YOUR TASK: Extract each line from the entries below that has the string "bitcoin" in it.

-------------------------

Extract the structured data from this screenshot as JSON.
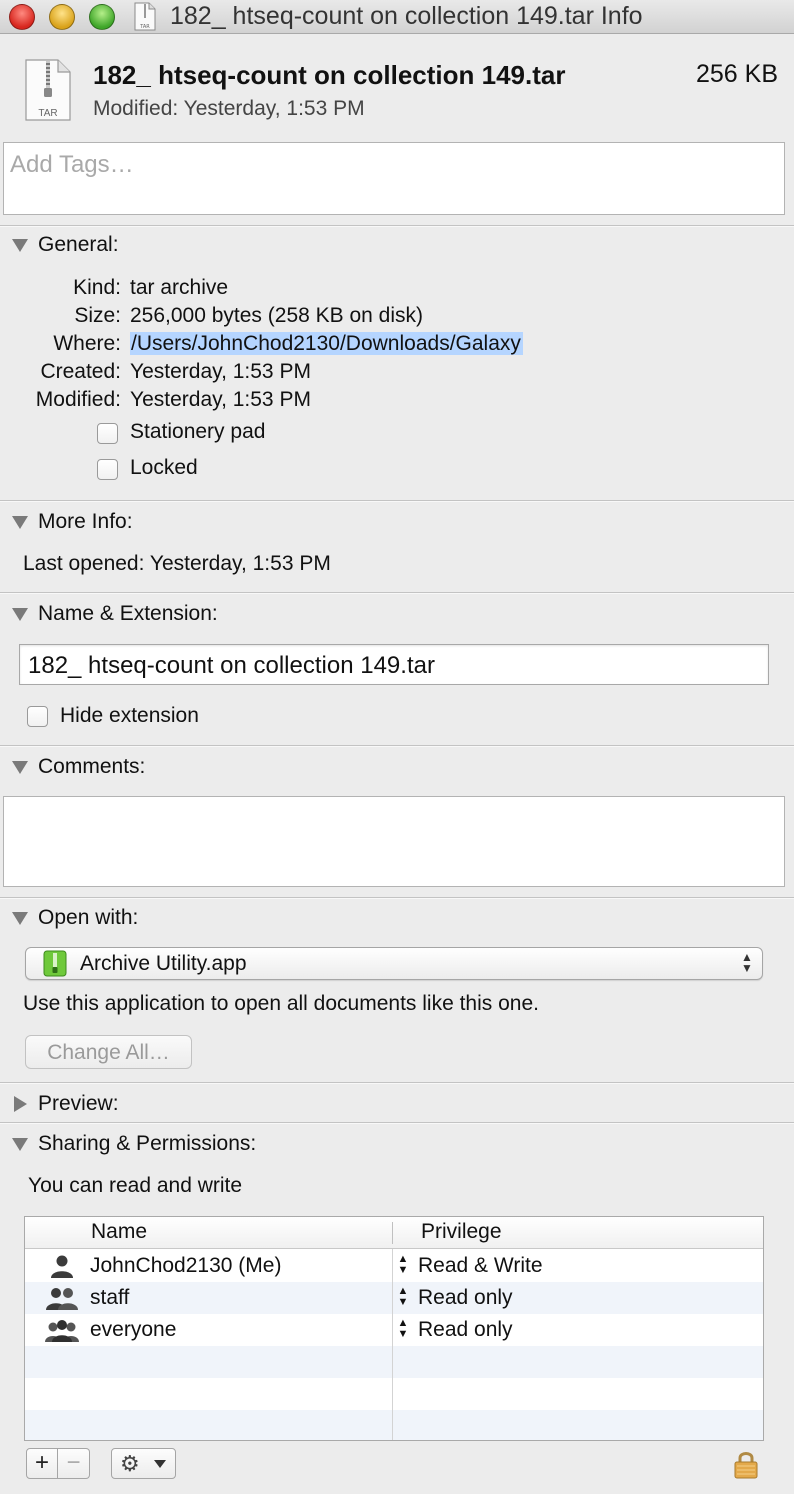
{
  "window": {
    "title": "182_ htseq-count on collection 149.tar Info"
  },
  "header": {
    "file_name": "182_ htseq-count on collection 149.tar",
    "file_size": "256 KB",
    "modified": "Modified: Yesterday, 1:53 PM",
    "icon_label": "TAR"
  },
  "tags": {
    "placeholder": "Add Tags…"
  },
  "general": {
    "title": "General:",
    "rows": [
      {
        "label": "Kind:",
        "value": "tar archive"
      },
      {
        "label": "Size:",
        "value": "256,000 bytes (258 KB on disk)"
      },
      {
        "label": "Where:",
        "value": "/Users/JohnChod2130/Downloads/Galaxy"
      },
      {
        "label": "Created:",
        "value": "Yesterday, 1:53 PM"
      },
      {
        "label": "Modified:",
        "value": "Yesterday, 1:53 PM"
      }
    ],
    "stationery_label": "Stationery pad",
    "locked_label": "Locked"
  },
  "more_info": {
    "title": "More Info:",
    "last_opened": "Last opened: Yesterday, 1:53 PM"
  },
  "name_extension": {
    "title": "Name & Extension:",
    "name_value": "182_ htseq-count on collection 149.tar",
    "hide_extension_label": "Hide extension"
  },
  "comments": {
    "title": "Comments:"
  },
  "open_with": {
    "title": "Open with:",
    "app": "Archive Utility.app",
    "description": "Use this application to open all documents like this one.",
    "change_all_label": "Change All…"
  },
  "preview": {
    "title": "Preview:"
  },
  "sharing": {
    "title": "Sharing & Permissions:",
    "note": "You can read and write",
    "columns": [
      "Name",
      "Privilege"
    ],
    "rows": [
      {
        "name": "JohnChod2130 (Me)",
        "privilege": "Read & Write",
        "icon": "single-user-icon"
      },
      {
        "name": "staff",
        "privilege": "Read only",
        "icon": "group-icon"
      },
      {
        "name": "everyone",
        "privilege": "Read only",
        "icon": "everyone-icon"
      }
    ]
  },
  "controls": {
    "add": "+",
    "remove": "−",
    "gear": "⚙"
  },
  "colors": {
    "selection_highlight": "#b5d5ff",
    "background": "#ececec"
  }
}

-------------------------

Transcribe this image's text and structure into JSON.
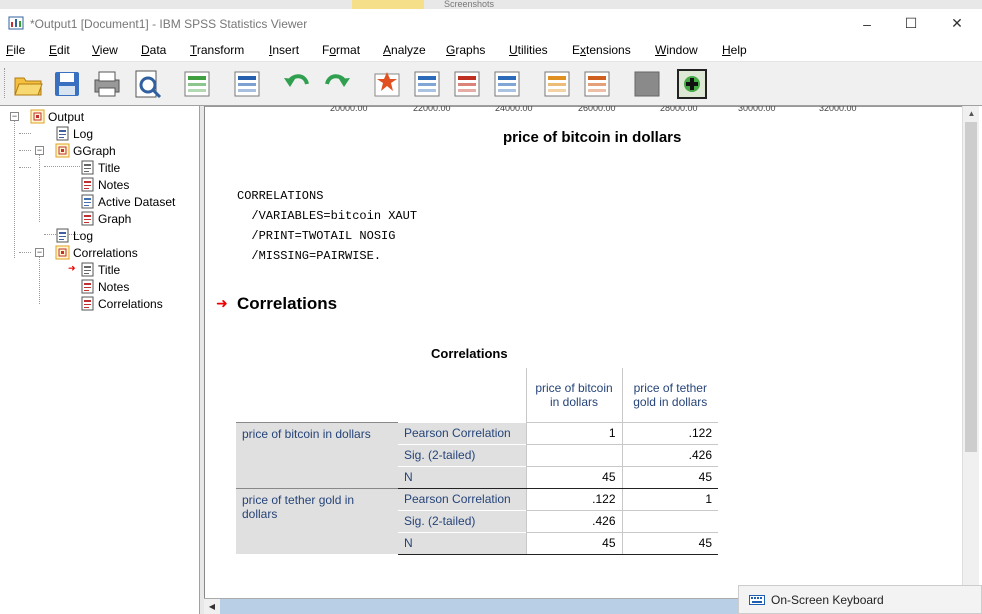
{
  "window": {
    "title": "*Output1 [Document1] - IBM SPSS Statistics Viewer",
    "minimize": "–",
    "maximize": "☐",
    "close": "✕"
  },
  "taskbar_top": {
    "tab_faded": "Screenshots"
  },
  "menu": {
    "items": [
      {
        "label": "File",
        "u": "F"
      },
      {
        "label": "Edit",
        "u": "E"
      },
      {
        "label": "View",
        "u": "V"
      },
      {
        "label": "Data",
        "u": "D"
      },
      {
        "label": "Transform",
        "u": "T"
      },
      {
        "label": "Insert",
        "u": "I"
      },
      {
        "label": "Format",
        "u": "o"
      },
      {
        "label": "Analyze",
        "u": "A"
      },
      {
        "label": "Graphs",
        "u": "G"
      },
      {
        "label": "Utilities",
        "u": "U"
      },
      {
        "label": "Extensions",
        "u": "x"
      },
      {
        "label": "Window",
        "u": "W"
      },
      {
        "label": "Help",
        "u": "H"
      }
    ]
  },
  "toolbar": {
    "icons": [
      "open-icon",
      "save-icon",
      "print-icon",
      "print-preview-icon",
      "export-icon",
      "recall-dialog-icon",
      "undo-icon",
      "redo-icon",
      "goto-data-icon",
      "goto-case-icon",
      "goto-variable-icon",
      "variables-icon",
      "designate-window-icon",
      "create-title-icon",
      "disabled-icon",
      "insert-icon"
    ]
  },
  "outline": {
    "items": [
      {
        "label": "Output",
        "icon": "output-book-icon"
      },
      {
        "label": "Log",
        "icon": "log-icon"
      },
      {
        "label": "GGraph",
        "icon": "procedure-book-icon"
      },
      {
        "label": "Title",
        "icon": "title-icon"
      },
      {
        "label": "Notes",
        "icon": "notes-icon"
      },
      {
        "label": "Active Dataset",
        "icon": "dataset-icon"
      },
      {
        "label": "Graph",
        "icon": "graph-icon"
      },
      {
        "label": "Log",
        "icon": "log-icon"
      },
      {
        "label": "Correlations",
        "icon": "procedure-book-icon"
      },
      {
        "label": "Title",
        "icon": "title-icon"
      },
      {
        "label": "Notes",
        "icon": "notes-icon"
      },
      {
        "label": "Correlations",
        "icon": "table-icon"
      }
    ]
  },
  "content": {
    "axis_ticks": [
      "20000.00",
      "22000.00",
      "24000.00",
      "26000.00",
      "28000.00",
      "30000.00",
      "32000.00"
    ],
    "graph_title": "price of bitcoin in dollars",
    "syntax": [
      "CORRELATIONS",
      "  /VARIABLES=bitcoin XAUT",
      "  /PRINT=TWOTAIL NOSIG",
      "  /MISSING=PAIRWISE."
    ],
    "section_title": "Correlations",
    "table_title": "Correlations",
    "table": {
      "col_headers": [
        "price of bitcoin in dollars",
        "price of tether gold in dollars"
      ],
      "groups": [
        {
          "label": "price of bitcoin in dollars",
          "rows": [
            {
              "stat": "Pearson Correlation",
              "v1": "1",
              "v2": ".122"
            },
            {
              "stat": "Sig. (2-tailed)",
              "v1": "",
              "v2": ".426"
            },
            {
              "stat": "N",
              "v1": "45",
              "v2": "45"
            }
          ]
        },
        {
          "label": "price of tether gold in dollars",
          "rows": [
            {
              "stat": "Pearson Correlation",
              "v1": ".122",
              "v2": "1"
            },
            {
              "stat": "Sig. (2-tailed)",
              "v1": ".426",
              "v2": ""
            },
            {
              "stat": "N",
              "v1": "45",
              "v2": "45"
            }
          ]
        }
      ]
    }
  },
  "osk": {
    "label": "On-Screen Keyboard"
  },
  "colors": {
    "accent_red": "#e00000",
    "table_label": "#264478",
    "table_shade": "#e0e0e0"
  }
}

-------------------------

WRITTEN SOLUTION:
    "graph_title": "price of bitcoin in dollars",
      "  /VARIABLES=bitcoin XAUT",
        "price of bitcoin in dollars",
          "label": "price of bitcoin in dollars",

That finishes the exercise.